- [WRITTEN EXERCISE] Output the material exactly, but drop every image it holds.

- [RECORDS FOR PROCESSING]
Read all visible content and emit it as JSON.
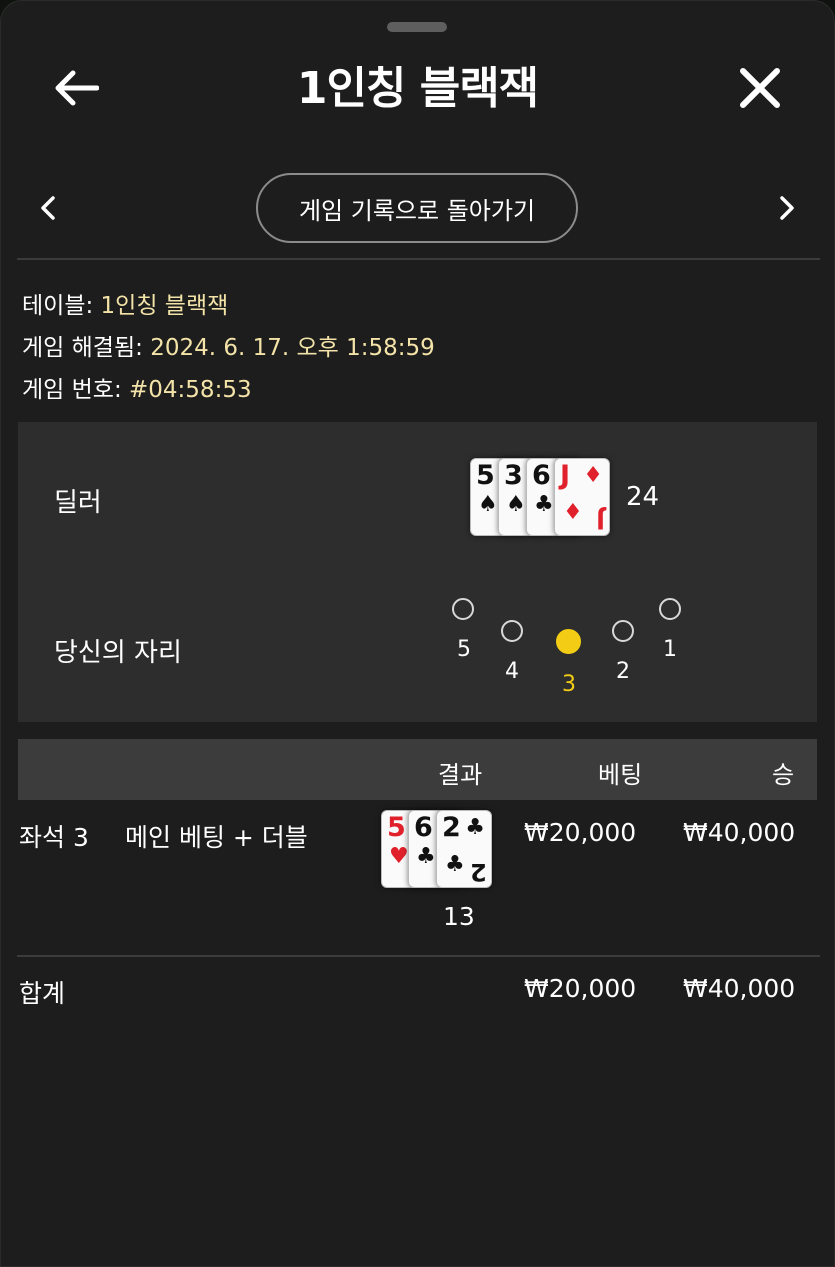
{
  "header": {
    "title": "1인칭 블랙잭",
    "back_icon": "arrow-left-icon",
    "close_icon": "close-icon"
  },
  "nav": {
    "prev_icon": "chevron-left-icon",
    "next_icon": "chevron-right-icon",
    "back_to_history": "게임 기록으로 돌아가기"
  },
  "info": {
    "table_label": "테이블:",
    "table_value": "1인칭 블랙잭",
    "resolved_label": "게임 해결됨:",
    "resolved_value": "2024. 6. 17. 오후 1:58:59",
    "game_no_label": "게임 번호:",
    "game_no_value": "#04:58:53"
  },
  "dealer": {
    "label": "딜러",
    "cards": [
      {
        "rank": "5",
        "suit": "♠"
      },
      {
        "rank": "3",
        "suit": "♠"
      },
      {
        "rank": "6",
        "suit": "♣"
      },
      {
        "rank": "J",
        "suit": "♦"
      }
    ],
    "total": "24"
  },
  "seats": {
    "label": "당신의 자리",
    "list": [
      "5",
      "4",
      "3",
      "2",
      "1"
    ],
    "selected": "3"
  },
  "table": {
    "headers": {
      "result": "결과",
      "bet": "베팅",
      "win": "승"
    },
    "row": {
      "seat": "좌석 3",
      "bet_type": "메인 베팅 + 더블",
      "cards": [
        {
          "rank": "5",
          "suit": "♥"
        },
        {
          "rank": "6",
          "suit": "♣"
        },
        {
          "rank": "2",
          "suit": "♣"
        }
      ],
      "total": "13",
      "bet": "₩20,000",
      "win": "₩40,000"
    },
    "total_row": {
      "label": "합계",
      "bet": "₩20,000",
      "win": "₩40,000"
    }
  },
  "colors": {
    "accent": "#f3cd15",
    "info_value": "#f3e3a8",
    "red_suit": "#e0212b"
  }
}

- [RESPONSE FOR THIS EXERCISE]
Read all visible content and emit it as JSON.
{
  "header": {
    "title": "1인칭 블랙잭",
    "back_icon": "arrow-left-icon",
    "close_icon": "close-icon"
  },
  "nav": {
    "prev_icon": "chevron-left-icon",
    "next_icon": "chevron-right-icon",
    "back_to_history": "게임 기록으로 돌아가기"
  },
  "info": {
    "table_label": "테이블:",
    "table_value": "1인칭 블랙잭",
    "resolved_label": "게임 해결됨:",
    "resolved_value": "2024. 6. 17. 오후 1:58:59",
    "game_no_label": "게임 번호:",
    "game_no_value": "#04:58:53"
  },
  "dealer": {
    "label": "딜러",
    "cards": [
      {
        "rank": "5",
        "suit": "♠"
      },
      {
        "rank": "3",
        "suit": "♠"
      },
      {
        "rank": "6",
        "suit": "♣"
      },
      {
        "rank": "J",
        "suit": "♦"
      }
    ],
    "total": "24"
  },
  "seats": {
    "label": "당신의 자리",
    "list": [
      "5",
      "4",
      "3",
      "2",
      "1"
    ],
    "selected": "3"
  },
  "table": {
    "headers": {
      "result": "결과",
      "bet": "베팅",
      "win": "승"
    },
    "row": {
      "seat": "좌석 3",
      "bet_type": "메인 베팅 + 더블",
      "cards": [
        {
          "rank": "5",
          "suit": "♥"
        },
        {
          "rank": "6",
          "suit": "♣"
        },
        {
          "rank": "2",
          "suit": "♣"
        }
      ],
      "total": "13",
      "bet": "₩20,000",
      "win": "₩40,000"
    },
    "total_row": {
      "label": "합계",
      "bet": "₩20,000",
      "win": "₩40,000"
    }
  },
  "colors": {
    "accent": "#f3cd15",
    "info_value": "#f3e3a8",
    "red_suit": "#e0212b"
  }
}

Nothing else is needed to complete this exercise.